* begin Material provided *

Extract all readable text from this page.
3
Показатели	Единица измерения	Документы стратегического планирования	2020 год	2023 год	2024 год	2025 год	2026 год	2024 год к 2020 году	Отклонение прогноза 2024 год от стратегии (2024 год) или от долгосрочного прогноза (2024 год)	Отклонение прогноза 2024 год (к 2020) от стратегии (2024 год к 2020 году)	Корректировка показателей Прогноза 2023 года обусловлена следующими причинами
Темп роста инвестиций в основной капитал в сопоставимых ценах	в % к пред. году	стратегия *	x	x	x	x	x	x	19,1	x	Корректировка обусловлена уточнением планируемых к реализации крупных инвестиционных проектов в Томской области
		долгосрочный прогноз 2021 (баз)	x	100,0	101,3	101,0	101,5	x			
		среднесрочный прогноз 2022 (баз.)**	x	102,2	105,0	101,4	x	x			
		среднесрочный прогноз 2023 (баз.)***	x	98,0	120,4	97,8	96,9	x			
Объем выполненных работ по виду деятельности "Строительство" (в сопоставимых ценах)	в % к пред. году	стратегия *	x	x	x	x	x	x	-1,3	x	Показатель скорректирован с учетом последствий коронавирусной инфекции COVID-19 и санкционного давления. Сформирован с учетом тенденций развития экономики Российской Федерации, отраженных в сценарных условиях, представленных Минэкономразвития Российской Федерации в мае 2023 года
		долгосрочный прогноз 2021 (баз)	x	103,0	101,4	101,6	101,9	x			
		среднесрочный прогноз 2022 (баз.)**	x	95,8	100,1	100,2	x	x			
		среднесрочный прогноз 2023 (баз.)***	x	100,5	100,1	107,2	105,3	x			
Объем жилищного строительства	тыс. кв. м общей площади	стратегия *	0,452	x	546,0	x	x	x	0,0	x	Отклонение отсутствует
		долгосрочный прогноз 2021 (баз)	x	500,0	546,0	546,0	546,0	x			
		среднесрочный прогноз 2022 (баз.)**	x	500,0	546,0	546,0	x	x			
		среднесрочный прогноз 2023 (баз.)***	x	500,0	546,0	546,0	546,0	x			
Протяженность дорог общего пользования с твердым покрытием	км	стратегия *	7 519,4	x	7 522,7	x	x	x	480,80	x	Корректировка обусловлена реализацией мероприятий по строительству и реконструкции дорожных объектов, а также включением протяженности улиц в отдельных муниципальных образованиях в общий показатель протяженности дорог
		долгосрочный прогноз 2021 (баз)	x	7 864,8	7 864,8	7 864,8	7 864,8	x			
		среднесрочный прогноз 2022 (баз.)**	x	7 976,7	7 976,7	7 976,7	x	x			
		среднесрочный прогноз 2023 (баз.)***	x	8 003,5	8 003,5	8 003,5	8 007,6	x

* end Material provided *

> Problem description
Copy every line of the records word for word.

> Solution to this problem
Extract all readable text from this page.
3
Показатели	Единица измерения	Документы стратегического планирования	2020 год	2023 год	2024 год	2025 год	2026 год	2024 год к 2020 году	Отклонение прогноза 2024 год от стратегии (2024 год) или от долгосрочного прогноза (2024 год)	Отклонение прогноза 2024 год (к 2020) от стратегии (2024 год к 2020 году)	Корректировка показателей Прогноза 2023 года обусловлена следующими причинами
Темп роста инвестиций в основной капитал в сопоставимых ценах	в % к пред. году	стратегия *	x	x	x	x	x	x	19,1	x	Корректировка обусловлена уточнением планируемых к реализации крупных инвестиционных проектов в Томской области
		долгосрочный прогноз 2021 (баз)	x	100,0	101,3	101,0	101,5	x			
		среднесрочный прогноз 2022 (баз.)**	x	102,2	105,0	101,4	x	x			
		среднесрочный прогноз 2023 (баз.)***	x	98,0	120,4	97,8	96,9	x			
Объем выполненных работ по виду деятельности "Строительство" (в сопоставимых ценах)	в % к пред. году	стратегия *	x	x	x	x	x	x	-1,3	x	Показатель скорректирован с учетом последствий коронавирусной инфекции COVID-19 и санкционного давления. Сформирован с учетом тенденций развития экономики Российской Федерации, отраженных в сценарных условиях, представленных Минэкономразвития Российской Федерации в мае 2023 года
		долгосрочный прогноз 2021 (баз)	x	103,0	101,4	101,6	101,9	x			
		среднесрочный прогноз 2022 (баз.)**	x	95,8	100,1	100,2	x	x			
		среднесрочный прогноз 2023 (баз.)***	x	100,5	100,1	107,2	105,3	x			
Объем жилищного строительства	тыс. кв. м общей площади	стратегия *	0,452	x	546,0	x	x	x	0,0	x	Отклонение отсутствует
		долгосрочный прогноз 2021 (баз)	x	500,0	546,0	546,0	546,0	x			
		среднесрочный прогноз 2022 (баз.)**	x	500,0	546,0	546,0	x	x			
		среднесрочный прогноз 2023 (баз.)***	x	500,0	546,0	546,0	546,0	x			
Протяженность дорог общего пользования с твердым покрытием	км	стратегия *	7 519,4	x	7 522,7	x	x	x	480,80	x	Корректировка обусловлена реализацией мероприятий по строительству и реконструкции дорожных объектов, а также включением протяженности улиц в отдельных муниципальных образованиях в общий показатель протяженности дорог
		долгосрочный прогноз 2021 (баз)	x	7 864,8	7 864,8	7 864,8	7 864,8	x			
		среднесрочный прогноз 2022 (баз.)**	x	7 976,7	7 976,7	7 976,7	x	x			
		среднесрочный прогноз 2023 (баз.)***	x	8 003,5	8 003,5	8 003,5	8 007,6	x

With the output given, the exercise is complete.